Records about charts and figures
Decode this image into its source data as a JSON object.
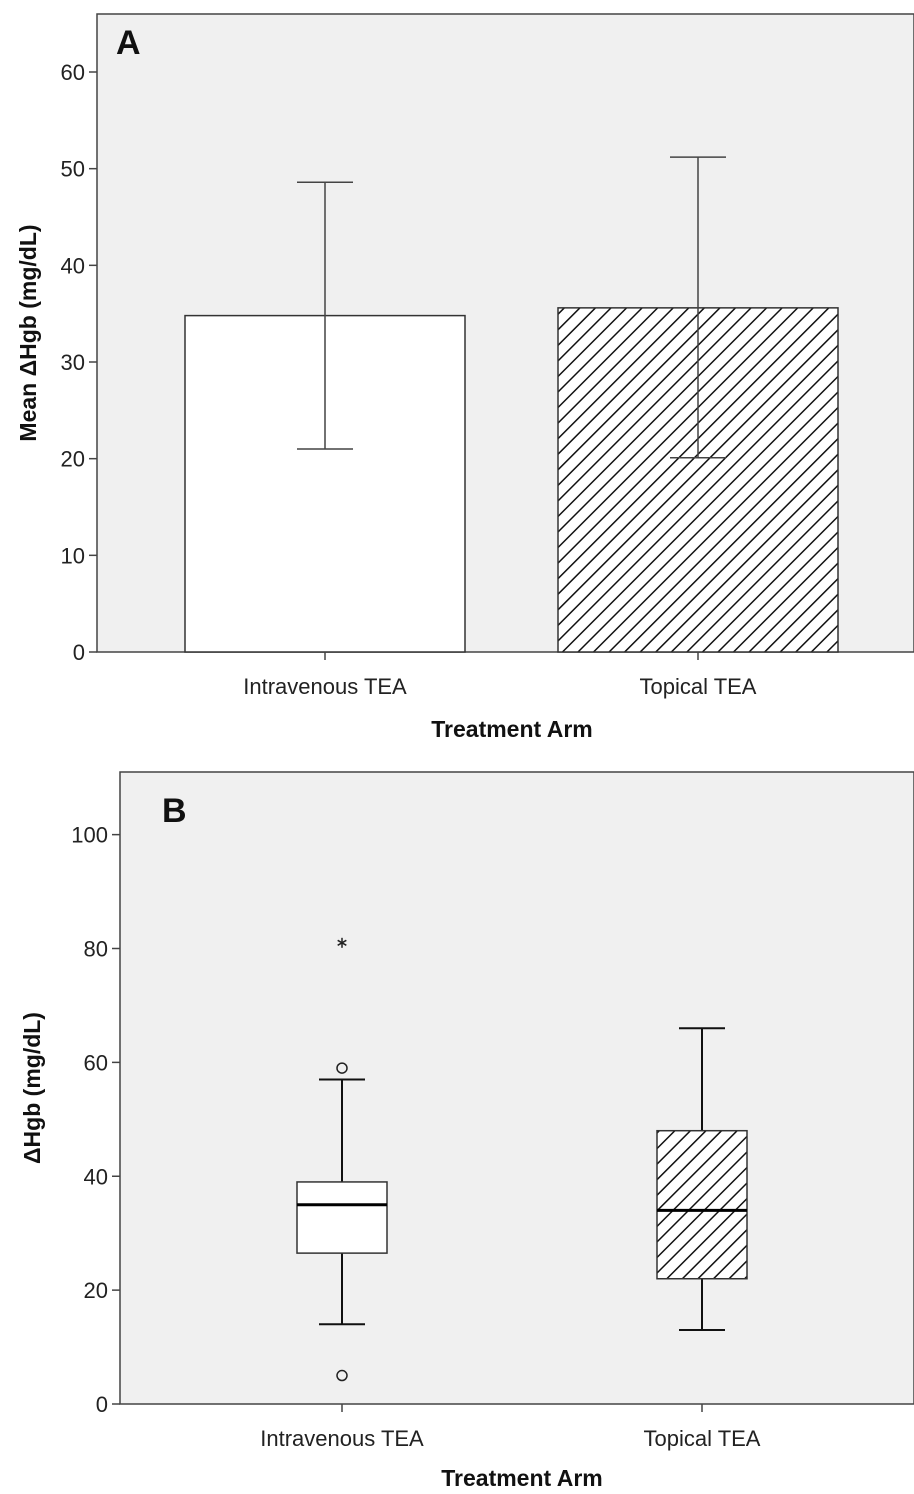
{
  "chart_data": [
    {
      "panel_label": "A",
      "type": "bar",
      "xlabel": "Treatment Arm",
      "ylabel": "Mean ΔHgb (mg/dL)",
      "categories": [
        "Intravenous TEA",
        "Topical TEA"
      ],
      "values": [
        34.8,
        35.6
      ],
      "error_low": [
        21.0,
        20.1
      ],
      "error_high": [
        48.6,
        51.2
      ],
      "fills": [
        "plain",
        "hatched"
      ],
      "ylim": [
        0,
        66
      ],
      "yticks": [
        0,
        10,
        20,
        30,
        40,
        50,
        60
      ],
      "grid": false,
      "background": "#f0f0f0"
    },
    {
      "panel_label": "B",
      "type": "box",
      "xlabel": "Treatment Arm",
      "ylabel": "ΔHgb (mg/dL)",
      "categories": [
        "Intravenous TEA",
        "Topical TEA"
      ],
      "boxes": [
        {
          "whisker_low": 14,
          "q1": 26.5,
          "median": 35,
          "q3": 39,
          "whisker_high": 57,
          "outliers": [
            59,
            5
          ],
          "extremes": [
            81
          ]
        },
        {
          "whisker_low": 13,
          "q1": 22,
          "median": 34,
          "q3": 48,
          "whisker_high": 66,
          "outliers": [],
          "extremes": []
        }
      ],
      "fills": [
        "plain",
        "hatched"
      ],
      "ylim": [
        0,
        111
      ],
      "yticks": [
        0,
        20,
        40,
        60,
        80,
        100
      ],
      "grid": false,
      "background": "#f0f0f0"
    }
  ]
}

### WHAT NEEDS TO BE DONE
What comes back should match the records exactly, minus any pictures.

### SOLUTION FOR THIS PROBLEM
Decode this image into its source data as a JSON object.
{
  "chart_data": [
    {
      "panel_label": "A",
      "type": "bar",
      "xlabel": "Treatment Arm",
      "ylabel": "Mean ΔHgb (mg/dL)",
      "categories": [
        "Intravenous TEA",
        "Topical TEA"
      ],
      "values": [
        34.8,
        35.6
      ],
      "error_low": [
        21.0,
        20.1
      ],
      "error_high": [
        48.6,
        51.2
      ],
      "fills": [
        "plain",
        "hatched"
      ],
      "ylim": [
        0,
        66
      ],
      "yticks": [
        0,
        10,
        20,
        30,
        40,
        50,
        60
      ],
      "grid": false,
      "background": "#f0f0f0"
    },
    {
      "panel_label": "B",
      "type": "box",
      "xlabel": "Treatment Arm",
      "ylabel": "ΔHgb (mg/dL)",
      "categories": [
        "Intravenous TEA",
        "Topical TEA"
      ],
      "boxes": [
        {
          "whisker_low": 14,
          "q1": 26.5,
          "median": 35,
          "q3": 39,
          "whisker_high": 57,
          "outliers": [
            59,
            5
          ],
          "extremes": [
            81
          ]
        },
        {
          "whisker_low": 13,
          "q1": 22,
          "median": 34,
          "q3": 48,
          "whisker_high": 66,
          "outliers": [],
          "extremes": []
        }
      ],
      "fills": [
        "plain",
        "hatched"
      ],
      "ylim": [
        0,
        111
      ],
      "yticks": [
        0,
        20,
        40,
        60,
        80,
        100
      ],
      "grid": false,
      "background": "#f0f0f0"
    }
  ]
}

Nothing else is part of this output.